- [Exercise task]: Find the word "entreprise" in the records below. List each line containing it.

- [Given data]:
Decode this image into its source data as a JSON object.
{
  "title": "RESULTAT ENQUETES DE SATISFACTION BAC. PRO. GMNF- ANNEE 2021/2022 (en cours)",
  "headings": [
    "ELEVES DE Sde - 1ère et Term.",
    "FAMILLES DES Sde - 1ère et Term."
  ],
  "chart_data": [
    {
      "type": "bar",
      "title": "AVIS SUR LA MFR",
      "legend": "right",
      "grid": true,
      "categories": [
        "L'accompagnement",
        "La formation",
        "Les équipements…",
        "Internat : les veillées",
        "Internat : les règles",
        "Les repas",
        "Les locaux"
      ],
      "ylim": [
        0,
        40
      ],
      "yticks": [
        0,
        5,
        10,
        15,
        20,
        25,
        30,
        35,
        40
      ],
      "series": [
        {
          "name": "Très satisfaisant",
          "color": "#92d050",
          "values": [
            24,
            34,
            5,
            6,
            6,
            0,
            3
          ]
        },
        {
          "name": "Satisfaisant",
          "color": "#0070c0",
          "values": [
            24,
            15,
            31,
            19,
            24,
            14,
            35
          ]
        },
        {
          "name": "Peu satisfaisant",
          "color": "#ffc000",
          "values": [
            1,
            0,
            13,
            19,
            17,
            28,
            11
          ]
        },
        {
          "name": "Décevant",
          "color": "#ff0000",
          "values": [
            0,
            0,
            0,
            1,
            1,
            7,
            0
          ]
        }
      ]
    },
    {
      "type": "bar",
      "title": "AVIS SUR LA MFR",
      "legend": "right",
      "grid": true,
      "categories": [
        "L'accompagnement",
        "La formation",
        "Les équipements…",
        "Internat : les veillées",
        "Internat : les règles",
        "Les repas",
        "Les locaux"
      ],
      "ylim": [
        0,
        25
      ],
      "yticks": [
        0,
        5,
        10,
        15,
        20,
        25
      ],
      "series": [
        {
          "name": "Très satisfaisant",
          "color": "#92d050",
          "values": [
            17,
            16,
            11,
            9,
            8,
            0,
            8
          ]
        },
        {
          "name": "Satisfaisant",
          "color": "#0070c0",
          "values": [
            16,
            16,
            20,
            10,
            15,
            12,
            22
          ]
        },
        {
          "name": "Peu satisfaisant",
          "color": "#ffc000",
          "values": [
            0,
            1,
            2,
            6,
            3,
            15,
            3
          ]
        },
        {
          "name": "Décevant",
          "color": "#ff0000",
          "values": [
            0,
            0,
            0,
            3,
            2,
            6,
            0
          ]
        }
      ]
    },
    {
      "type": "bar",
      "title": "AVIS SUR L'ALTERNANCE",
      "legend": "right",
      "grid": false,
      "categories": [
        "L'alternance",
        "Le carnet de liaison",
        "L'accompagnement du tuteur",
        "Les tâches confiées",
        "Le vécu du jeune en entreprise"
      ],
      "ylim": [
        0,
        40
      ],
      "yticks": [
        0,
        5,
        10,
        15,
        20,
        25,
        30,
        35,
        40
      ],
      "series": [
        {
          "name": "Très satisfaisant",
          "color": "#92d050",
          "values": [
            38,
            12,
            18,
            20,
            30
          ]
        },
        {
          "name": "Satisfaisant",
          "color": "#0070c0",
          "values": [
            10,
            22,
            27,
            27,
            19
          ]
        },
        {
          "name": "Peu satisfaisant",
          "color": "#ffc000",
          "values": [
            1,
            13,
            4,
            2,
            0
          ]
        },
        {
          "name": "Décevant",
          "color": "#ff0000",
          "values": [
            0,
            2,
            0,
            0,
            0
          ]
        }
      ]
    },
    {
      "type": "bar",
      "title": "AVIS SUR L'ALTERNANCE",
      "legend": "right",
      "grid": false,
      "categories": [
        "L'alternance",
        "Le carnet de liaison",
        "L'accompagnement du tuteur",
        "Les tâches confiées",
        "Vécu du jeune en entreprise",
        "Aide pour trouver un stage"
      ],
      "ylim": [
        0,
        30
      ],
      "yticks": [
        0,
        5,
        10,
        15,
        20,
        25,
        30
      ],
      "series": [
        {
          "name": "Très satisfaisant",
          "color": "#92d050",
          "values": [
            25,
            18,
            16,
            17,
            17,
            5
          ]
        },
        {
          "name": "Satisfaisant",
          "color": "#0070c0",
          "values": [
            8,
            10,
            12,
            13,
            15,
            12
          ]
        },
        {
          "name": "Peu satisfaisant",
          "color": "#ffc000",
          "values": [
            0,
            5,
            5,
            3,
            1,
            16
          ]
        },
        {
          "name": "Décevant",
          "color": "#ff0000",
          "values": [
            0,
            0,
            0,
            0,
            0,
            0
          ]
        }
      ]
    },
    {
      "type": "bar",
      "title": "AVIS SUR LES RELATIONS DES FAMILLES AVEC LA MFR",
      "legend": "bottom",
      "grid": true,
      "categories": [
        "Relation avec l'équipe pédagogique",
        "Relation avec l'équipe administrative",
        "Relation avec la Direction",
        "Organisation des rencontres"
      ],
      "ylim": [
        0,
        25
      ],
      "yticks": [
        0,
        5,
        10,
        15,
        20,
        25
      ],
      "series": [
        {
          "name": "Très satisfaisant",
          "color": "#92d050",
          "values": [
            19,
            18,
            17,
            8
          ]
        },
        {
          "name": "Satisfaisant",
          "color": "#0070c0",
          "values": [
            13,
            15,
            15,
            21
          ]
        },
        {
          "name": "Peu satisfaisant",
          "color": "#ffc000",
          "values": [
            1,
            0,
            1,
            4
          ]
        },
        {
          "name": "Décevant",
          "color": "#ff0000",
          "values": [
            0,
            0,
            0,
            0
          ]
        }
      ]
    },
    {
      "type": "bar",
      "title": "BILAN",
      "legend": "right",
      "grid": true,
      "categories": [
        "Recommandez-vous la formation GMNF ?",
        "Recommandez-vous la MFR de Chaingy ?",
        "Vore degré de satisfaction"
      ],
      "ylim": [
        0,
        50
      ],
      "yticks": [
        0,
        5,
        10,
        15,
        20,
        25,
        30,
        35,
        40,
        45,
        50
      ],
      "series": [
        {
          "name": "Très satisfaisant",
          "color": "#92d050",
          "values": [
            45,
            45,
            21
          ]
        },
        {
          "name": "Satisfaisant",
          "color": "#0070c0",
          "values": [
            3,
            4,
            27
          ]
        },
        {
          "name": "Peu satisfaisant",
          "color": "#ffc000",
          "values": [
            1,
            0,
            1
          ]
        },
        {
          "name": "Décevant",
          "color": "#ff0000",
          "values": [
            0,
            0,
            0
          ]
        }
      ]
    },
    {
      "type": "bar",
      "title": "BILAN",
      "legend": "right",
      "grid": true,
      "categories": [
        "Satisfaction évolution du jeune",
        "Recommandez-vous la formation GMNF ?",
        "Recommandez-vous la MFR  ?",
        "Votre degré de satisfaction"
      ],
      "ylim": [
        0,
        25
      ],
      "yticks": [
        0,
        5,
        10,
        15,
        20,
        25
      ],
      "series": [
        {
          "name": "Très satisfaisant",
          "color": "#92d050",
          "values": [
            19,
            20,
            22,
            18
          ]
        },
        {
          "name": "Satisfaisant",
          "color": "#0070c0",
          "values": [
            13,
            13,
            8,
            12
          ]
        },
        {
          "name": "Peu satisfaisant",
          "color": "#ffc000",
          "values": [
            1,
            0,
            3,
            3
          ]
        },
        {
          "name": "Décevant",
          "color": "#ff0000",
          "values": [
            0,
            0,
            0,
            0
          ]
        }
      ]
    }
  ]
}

- [Worked answer]:
        "Le vécu du jeune en entreprise"
        "Vécu du jeune en entreprise",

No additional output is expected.